[Start of MATERIAL FOR THIS TASK]

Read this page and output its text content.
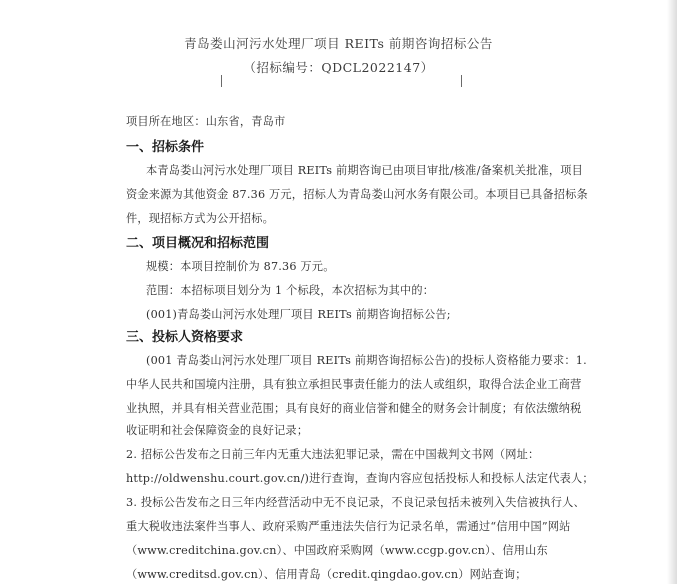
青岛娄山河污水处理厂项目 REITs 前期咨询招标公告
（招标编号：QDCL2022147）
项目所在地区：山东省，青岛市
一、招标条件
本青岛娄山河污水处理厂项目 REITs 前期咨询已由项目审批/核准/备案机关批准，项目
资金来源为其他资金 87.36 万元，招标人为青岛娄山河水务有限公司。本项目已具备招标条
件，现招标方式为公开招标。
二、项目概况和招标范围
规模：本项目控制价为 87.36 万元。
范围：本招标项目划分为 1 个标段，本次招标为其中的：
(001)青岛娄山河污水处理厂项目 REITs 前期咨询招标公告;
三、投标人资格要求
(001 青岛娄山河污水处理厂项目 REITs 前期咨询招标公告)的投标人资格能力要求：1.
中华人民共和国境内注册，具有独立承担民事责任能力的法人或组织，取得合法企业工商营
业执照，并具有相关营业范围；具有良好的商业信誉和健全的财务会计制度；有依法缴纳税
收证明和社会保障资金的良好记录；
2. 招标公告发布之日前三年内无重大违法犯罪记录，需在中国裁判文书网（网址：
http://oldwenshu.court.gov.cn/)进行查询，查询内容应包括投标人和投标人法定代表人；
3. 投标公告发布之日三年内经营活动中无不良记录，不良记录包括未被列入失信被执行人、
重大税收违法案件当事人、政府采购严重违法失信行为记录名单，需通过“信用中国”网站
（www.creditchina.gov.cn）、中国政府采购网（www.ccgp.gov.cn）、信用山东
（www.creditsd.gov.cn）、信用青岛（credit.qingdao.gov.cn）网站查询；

[End of MATERIAL FOR THIS TASK]
[Start of MATERIAL FOR THIS TASK]

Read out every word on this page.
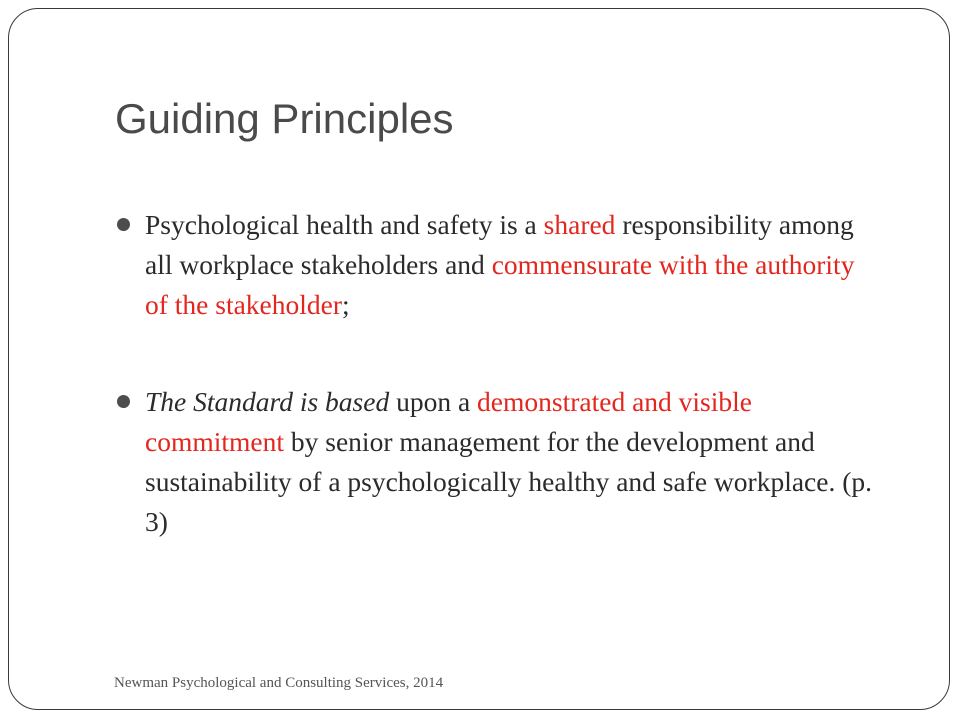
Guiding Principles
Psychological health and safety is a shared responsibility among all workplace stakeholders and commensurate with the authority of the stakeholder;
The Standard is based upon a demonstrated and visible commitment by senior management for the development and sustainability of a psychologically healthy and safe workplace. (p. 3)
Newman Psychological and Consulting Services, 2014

[End of MATERIAL FOR THIS TASK]

# WRITTEN EXERCISE
Determine how many lines in the records contain "workplace", and reply with the number only.

# RESPONSE TO THIS EXERCISE
2